* _Listed records_:

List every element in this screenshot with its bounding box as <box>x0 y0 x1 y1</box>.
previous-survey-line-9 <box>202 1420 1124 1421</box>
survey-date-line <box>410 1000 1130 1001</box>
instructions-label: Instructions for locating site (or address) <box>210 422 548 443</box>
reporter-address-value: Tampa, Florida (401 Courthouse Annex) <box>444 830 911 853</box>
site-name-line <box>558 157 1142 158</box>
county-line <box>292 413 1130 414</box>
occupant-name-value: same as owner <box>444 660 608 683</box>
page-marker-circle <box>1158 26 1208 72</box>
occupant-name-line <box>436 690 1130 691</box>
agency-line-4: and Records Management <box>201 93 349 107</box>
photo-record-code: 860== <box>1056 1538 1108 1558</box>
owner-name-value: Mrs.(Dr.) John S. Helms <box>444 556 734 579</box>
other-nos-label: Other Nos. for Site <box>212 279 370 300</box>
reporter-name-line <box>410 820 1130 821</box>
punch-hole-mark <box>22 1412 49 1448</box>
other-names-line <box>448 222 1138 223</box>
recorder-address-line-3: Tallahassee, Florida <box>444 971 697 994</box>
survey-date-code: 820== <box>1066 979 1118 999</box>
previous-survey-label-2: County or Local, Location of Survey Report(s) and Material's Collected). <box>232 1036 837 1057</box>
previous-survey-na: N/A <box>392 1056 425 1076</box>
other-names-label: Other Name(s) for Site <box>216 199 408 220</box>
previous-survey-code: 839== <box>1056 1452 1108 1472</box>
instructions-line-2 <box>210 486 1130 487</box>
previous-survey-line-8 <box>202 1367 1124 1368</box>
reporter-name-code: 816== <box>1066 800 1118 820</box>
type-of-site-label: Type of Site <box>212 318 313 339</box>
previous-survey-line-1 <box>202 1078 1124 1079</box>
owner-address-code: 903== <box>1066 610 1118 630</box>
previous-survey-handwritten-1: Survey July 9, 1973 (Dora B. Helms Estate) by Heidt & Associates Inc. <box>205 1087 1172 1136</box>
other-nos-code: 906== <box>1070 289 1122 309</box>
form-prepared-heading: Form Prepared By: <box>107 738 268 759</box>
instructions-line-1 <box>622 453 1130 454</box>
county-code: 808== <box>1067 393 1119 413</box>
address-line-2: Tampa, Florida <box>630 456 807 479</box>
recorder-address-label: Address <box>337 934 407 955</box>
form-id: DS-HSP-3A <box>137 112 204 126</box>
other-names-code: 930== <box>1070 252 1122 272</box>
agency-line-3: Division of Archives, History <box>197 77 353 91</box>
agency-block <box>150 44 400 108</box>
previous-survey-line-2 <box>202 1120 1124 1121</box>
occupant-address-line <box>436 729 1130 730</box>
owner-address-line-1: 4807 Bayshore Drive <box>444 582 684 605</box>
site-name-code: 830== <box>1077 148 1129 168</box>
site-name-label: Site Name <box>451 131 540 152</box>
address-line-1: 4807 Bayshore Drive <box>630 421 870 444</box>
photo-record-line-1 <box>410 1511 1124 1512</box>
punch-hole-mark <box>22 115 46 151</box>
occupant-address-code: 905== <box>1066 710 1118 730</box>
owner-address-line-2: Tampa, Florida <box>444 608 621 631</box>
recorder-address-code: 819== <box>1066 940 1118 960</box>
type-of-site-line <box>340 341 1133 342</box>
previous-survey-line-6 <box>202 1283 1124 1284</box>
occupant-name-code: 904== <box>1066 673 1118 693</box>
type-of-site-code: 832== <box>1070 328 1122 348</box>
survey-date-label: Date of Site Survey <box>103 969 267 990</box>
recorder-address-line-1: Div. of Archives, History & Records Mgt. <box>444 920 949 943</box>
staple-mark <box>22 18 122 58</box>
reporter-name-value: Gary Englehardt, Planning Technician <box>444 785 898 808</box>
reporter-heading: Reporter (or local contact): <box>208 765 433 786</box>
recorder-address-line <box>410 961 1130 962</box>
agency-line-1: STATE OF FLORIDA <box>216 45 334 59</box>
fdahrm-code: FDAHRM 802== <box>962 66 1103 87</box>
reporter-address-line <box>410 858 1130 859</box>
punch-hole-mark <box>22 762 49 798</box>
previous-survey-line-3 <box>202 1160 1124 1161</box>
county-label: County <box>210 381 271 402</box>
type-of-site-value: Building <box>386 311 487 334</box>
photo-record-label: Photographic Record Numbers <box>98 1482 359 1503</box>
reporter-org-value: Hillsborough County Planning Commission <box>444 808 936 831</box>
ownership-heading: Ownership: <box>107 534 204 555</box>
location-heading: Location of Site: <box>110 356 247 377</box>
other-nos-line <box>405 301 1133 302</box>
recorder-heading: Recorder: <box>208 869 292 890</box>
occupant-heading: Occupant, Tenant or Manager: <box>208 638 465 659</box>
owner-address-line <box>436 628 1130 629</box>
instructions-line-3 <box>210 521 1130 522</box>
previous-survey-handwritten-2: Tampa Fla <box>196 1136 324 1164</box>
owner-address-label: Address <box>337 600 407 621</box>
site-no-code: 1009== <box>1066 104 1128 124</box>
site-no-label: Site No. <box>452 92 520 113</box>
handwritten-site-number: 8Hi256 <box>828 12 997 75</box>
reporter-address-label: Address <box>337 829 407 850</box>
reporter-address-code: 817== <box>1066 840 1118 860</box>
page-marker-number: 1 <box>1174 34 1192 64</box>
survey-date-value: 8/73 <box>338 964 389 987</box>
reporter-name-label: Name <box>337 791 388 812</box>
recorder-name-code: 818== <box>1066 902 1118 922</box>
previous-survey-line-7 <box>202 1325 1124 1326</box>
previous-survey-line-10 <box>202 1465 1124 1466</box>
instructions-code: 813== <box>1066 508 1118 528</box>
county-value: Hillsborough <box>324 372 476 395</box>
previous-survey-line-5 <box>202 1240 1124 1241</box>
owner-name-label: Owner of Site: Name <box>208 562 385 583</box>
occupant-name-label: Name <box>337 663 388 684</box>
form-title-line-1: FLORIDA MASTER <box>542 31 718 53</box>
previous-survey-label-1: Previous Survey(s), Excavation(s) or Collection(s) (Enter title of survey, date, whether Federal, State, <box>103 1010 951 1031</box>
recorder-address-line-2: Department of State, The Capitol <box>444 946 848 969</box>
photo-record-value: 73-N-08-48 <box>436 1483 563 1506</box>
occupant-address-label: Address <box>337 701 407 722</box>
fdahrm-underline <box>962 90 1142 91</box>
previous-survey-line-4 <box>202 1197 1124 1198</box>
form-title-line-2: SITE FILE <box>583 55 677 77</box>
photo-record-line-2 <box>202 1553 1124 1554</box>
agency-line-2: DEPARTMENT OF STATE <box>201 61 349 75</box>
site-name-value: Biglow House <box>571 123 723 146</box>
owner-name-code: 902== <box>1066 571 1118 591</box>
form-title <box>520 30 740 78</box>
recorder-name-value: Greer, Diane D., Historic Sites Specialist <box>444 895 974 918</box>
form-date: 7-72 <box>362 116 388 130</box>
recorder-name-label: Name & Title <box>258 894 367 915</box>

* _What you are asked to do_: Revise the records above by changing every occurrence of "Tampa, Florida" to "Tampa, FL", keeping every other line and character as it is.

* _Answer for the task_:
List every element in this screenshot with its bounding box as <box>x0 y0 x1 y1</box>.
previous-survey-line-9 <box>202 1420 1124 1421</box>
survey-date-line <box>410 1000 1130 1001</box>
instructions-label: Instructions for locating site (or address) <box>210 422 548 443</box>
reporter-address-value: Tampa, FL (401 Courthouse Annex) <box>444 830 911 853</box>
site-name-line <box>558 157 1142 158</box>
county-line <box>292 413 1130 414</box>
occupant-name-value: same as owner <box>444 660 608 683</box>
page-marker-circle <box>1158 26 1208 72</box>
occupant-name-line <box>436 690 1130 691</box>
agency-line-4: and Records Management <box>201 93 349 107</box>
photo-record-code: 860== <box>1056 1538 1108 1558</box>
owner-name-value: Mrs.(Dr.) John S. Helms <box>444 556 734 579</box>
other-nos-label: Other Nos. for Site <box>212 279 370 300</box>
reporter-name-line <box>410 820 1130 821</box>
punch-hole-mark <box>22 1412 49 1448</box>
other-names-line <box>448 222 1138 223</box>
recorder-address-line-3: Tallahassee, Florida <box>444 971 697 994</box>
survey-date-code: 820== <box>1066 979 1118 999</box>
previous-survey-label-2: County or Local, Location of Survey Report(s) and Material's Collected). <box>232 1036 837 1057</box>
previous-survey-na: N/A <box>392 1056 425 1076</box>
other-names-label: Other Name(s) for Site <box>216 199 408 220</box>
previous-survey-code: 839== <box>1056 1452 1108 1472</box>
instructions-line-2 <box>210 486 1130 487</box>
previous-survey-line-8 <box>202 1367 1124 1368</box>
reporter-name-code: 816== <box>1066 800 1118 820</box>
type-of-site-label: Type of Site <box>212 318 313 339</box>
previous-survey-line-1 <box>202 1078 1124 1079</box>
owner-address-code: 903== <box>1066 610 1118 630</box>
previous-survey-handwritten-1: Survey July 9, 1973 (Dora B. Helms Estate) by Heidt & Associates Inc. <box>205 1087 1172 1136</box>
other-nos-code: 906== <box>1070 289 1122 309</box>
form-prepared-heading: Form Prepared By: <box>107 738 268 759</box>
instructions-line-1 <box>622 453 1130 454</box>
county-code: 808== <box>1067 393 1119 413</box>
address-line-2: Tampa, FL <box>630 456 807 479</box>
recorder-address-label: Address <box>337 934 407 955</box>
form-id: DS-HSP-3A <box>137 112 204 126</box>
other-names-code: 930== <box>1070 252 1122 272</box>
agency-line-3: Division of Archives, History <box>197 77 353 91</box>
agency-block <box>150 44 400 108</box>
previous-survey-line-2 <box>202 1120 1124 1121</box>
occupant-address-line <box>436 729 1130 730</box>
owner-address-line-1: 4807 Bayshore Drive <box>444 582 684 605</box>
site-name-code: 830== <box>1077 148 1129 168</box>
site-name-label: Site Name <box>451 131 540 152</box>
address-line-1: 4807 Bayshore Drive <box>630 421 870 444</box>
photo-record-line-1 <box>410 1511 1124 1512</box>
punch-hole-mark <box>22 115 46 151</box>
occupant-address-code: 905== <box>1066 710 1118 730</box>
owner-address-line-2: Tampa, FL <box>444 608 621 631</box>
recorder-address-code: 819== <box>1066 940 1118 960</box>
type-of-site-line <box>340 341 1133 342</box>
previous-survey-line-6 <box>202 1283 1124 1284</box>
occupant-name-code: 904== <box>1066 673 1118 693</box>
type-of-site-code: 832== <box>1070 328 1122 348</box>
survey-date-label: Date of Site Survey <box>103 969 267 990</box>
recorder-address-line-1: Div. of Archives, History & Records Mgt. <box>444 920 949 943</box>
staple-mark <box>22 18 122 58</box>
reporter-name-value: Gary Englehardt, Planning Technician <box>444 785 898 808</box>
reporter-heading: Reporter (or local contact): <box>208 765 433 786</box>
recorder-address-line <box>410 961 1130 962</box>
agency-line-1: STATE OF FLORIDA <box>216 45 334 59</box>
fdahrm-code: FDAHRM 802== <box>962 66 1103 87</box>
reporter-address-line <box>410 858 1130 859</box>
punch-hole-mark <box>22 762 49 798</box>
previous-survey-line-3 <box>202 1160 1124 1161</box>
county-label: County <box>210 381 271 402</box>
type-of-site-value: Building <box>386 311 487 334</box>
photo-record-label: Photographic Record Numbers <box>98 1482 359 1503</box>
reporter-org-value: Hillsborough County Planning Commission <box>444 808 936 831</box>
ownership-heading: Ownership: <box>107 534 204 555</box>
location-heading: Location of Site: <box>110 356 247 377</box>
other-nos-line <box>405 301 1133 302</box>
recorder-heading: Recorder: <box>208 869 292 890</box>
occupant-heading: Occupant, Tenant or Manager: <box>208 638 465 659</box>
owner-address-line <box>436 628 1130 629</box>
instructions-line-3 <box>210 521 1130 522</box>
previous-survey-handwritten-2: Tampa Fla <box>196 1136 324 1164</box>
owner-address-label: Address <box>337 600 407 621</box>
site-no-code: 1009== <box>1066 104 1128 124</box>
site-no-label: Site No. <box>452 92 520 113</box>
handwritten-site-number: 8Hi256 <box>828 12 997 75</box>
reporter-address-label: Address <box>337 829 407 850</box>
reporter-address-code: 817== <box>1066 840 1118 860</box>
page-marker-number: 1 <box>1174 34 1192 64</box>
survey-date-value: 8/73 <box>338 964 389 987</box>
reporter-name-label: Name <box>337 791 388 812</box>
recorder-name-code: 818== <box>1066 902 1118 922</box>
previous-survey-line-7 <box>202 1325 1124 1326</box>
previous-survey-line-10 <box>202 1465 1124 1466</box>
instructions-code: 813== <box>1066 508 1118 528</box>
county-value: Hillsborough <box>324 372 476 395</box>
previous-survey-line-5 <box>202 1240 1124 1241</box>
owner-name-label: Owner of Site: Name <box>208 562 385 583</box>
occupant-name-label: Name <box>337 663 388 684</box>
form-title-line-1: FLORIDA MASTER <box>542 31 718 53</box>
previous-survey-label-1: Previous Survey(s), Excavation(s) or Collection(s) (Enter title of survey, date, whether Federal, State, <box>103 1010 951 1031</box>
recorder-address-line-2: Department of State, The Capitol <box>444 946 848 969</box>
photo-record-value: 73-N-08-48 <box>436 1483 563 1506</box>
occupant-address-label: Address <box>337 701 407 722</box>
fdahrm-underline <box>962 90 1142 91</box>
previous-survey-line-4 <box>202 1197 1124 1198</box>
form-title-line-2: SITE FILE <box>583 55 677 77</box>
photo-record-line-2 <box>202 1553 1124 1554</box>
agency-line-2: DEPARTMENT OF STATE <box>201 61 349 75</box>
site-name-value: Biglow House <box>571 123 723 146</box>
owner-name-code: 902== <box>1066 571 1118 591</box>
form-title <box>520 30 740 78</box>
recorder-name-value: Greer, Diane D., Historic Sites Specialist <box>444 895 974 918</box>
form-date: 7-72 <box>362 116 388 130</box>
recorder-name-label: Name & Title <box>258 894 367 915</box>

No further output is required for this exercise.